Data records
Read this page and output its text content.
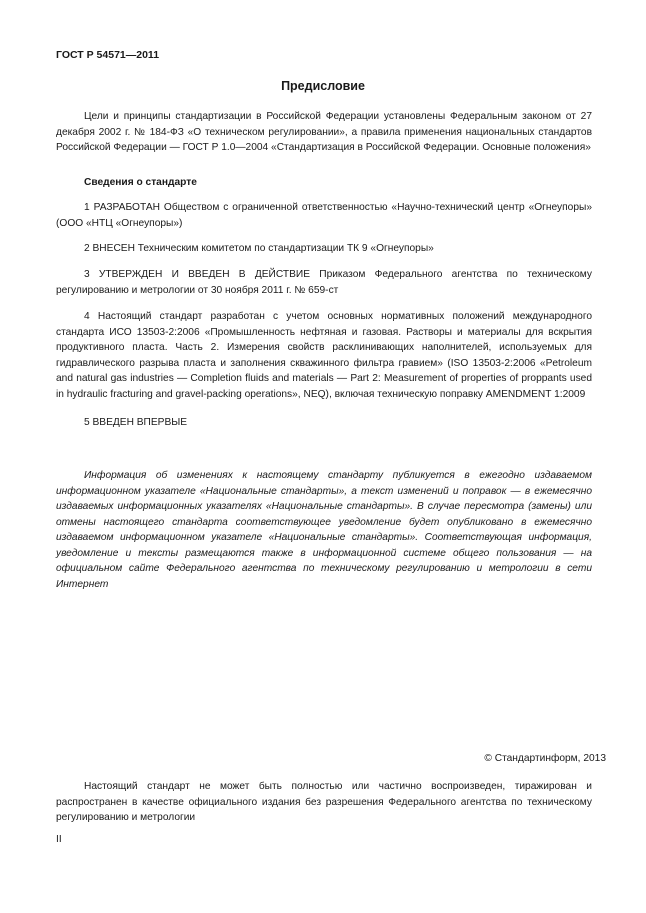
ГОСТ Р 54571—2011
Предисловие

Цели и принципы стандартизации в Российской Федерации установлены Федеральным законом от 27 декабря 2002 г. № 184-ФЗ «О техническом регулировании», а правила применения национальных стандартов Российской Федерации — ГОСТ Р 1.0—2004 «Стандартизация в Российской Федерации. Основные положения»

Сведения о стандарте

1 РАЗРАБОТАН Обществом с ограниченной ответственностью «Научно-технический центр «Огнеупоры» (ООО «НТЦ «Огнеупоры»)

2 ВНЕСЕН Техническим комитетом по стандартизации ТК 9 «Огнеупоры»

3 УТВЕРЖДЕН И ВВЕДЕН В ДЕЙСТВИЕ Приказом Федерального агентства по техническому регулированию и метрологии от 30 ноября 2011 г. № 659-ст

4 Настоящий стандарт разработан с учетом основных нормативных положений международного стандарта ИСО 13503-2:2006 «Промышленность нефтяная и газовая. Растворы и материалы для вскрытия продуктивного пласта. Часть 2. Измерения свойств расклинивающих наполнителей, используемых для гидравлического разрыва пласта и заполнения скважинного фильтра гравием» (ISO 13503-2:2006 «Petroleum and natural gas industries — Completion fluids and materials — Part 2: Measurement of properties of proppants used in hydraulic fracturing and gravel-packing operations», NEQ), включая техническую поправку AMENDMENT 1:2009

5 ВВЕДЕН ВПЕРВЫЕ

Информация об изменениях к настоящему стандарту публикуется в ежегодно издаваемом информационном указателе «Национальные стандарты», а текст изменений и поправок — в ежемесячно издаваемых информационных указателях «Национальные стандарты». В случае пересмотра (замены) или отмены настоящего стандарта соответствующее уведомление будет опубликовано в ежемесячно издаваемом информационном указателе «Национальные стандарты». Соответствующая информация, уведомление и тексты размещаются также в информационной системе общего пользования — на официальном сайте Федерального агентства по техническому регулированию и метрологии в сети Интернет

© Стандартинформ, 2013

Настоящий стандарт не может быть полностью или частично воспроизведен, тиражирован и распространен в качестве официального издания без разрешения Федерального агентства по техническому регулированию и метрологии

II
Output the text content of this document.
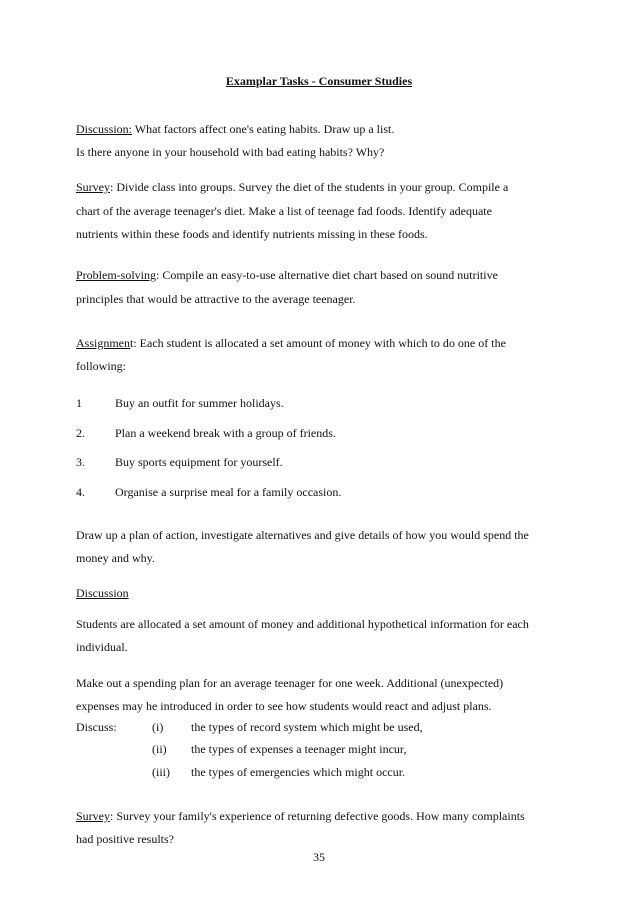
Examplar Tasks - Consumer Studies
Discussion: What factors affect one's eating habits. Draw up a list.
Is there anyone in your household with bad eating habits? Why?
Survey: Divide class into groups. Survey the diet of the students in your group. Compile a
chart of the average teenager's diet. Make a list of teenage fad foods. Identify adequate
nutrients within these foods and identify nutrients missing in these foods.
Problem-solving: Compile an easy-to-use alternative diet chart based on sound nutritive
principles that would be attractive to the average teenager.
Assignment: Each student is allocated a set amount of money with which to do one of the
following:
1	Buy an outfit for summer holidays.
2.	Plan a weekend break with a group of friends.
3.	Buy sports equipment for yourself.
4.	Organise a surprise meal for a family occasion.
Draw up a plan of action, investigate alternatives and give details of how you would spend the
money and why.
Discussion
Students are allocated a set amount of money and additional hypothetical information for each
individual.
Make out a spending plan for an average teenager for one week. Additional (unexpected)
expenses may he introduced in order to see how students would react and adjust plans.
Discuss:	(i) the types of record system which might be used,
(ii) the types of expenses a teenager might incur,
(iii) the types of emergencies which might occur.
Survey: Survey your family's experience of returning defective goods. How many complaints
had positive results?
35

Problem description
Every line above should be returned word for word, with the pictures left behind.

Answer to the exercise
Read this page and output its text content.
ГОСТ Р 54571—2011
Предисловие

Цели и принципы стандартизации в Российской Федерации установлены Федеральным законом от 27 декабря 2002 г. № 184-ФЗ «О техническом регулировании», а правила применения национальных стандартов Российской Федерации — ГОСТ Р 1.0—2004 «Стандартизация в Российской Федерации. Основные положения»

Сведения о стандарте

1 РАЗРАБОТАН Обществом с ограниченной ответственностью «Научно-технический центр «Огнеупоры» (ООО «НТЦ «Огнеупоры»)

2 ВНЕСЕН Техническим комитетом по стандартизации ТК 9 «Огнеупоры»

3 УТВЕРЖДЕН И ВВЕДЕН В ДЕЙСТВИЕ Приказом Федерального агентства по техническому регулированию и метрологии от 30 ноября 2011 г. № 659-ст

4 Настоящий стандарт разработан с учетом основных нормативных положений международного стандарта ИСО 13503-2:2006 «Промышленность нефтяная и газовая. Растворы и материалы для вскрытия продуктивного пласта. Часть 2. Измерения свойств расклинивающих наполнителей, используемых для гидравлического разрыва пласта и заполнения скважинного фильтра гравием» (ISO 13503-2:2006 «Petroleum and natural gas industries — Completion fluids and materials — Part 2: Measurement of properties of proppants used in hydraulic fracturing and gravel-packing operations», NEQ), включая техническую поправку AMENDMENT 1:2009

5 ВВЕДЕН ВПЕРВЫЕ

Информация об изменениях к настоящему стандарту публикуется в ежегодно издаваемом информационном указателе «Национальные стандарты», а текст изменений и поправок — в ежемесячно издаваемых информационных указателях «Национальные стандарты». В случае пересмотра (замены) или отмены настоящего стандарта соответствующее уведомление будет опубликовано в ежемесячно издаваемом информационном указателе «Национальные стандарты». Соответствующая информация, уведомление и тексты размещаются также в информационной системе общего пользования — на официальном сайте Федерального агентства по техническому регулированию и метрологии в сети Интернет

© Стандартинформ, 2013

Настоящий стандарт не может быть полностью или частично воспроизведен, тиражирован и распространен в качестве официального издания без разрешения Федерального агентства по техническому регулированию и метрологии

II
Output the text content of this document.
Examplar Tasks - Consumer Studies
Discussion: What factors affect one's eating habits. Draw up a list.
Is there anyone in your household with bad eating habits? Why?
Survey: Divide class into groups. Survey the diet of the students in your group. Compile a
chart of the average teenager's diet. Make a list of teenage fad foods. Identify adequate
nutrients within these foods and identify nutrients missing in these foods.
Problem-solving: Compile an easy-to-use alternative diet chart based on sound nutritive
principles that would be attractive to the average teenager.
Assignment: Each student is allocated a set amount of money with which to do one of the
following:
1	Buy an outfit for summer holidays.
2.	Plan a weekend break with a group of friends.
3.	Buy sports equipment for yourself.
4.	Organise a surprise meal for a family occasion.
Draw up a plan of action, investigate alternatives and give details of how you would spend the
money and why.
Discussion
Students are allocated a set amount of money and additional hypothetical information for each
individual.
Make out a spending plan for an average teenager for one week. Additional (unexpected)
expenses may he introduced in order to see how students would react and adjust plans.
Discuss:	(i) the types of record system which might be used,
(ii) the types of expenses a teenager might incur,
(iii) the types of emergencies which might occur.
Survey: Survey your family's experience of returning defective goods. How many complaints
had positive results?
35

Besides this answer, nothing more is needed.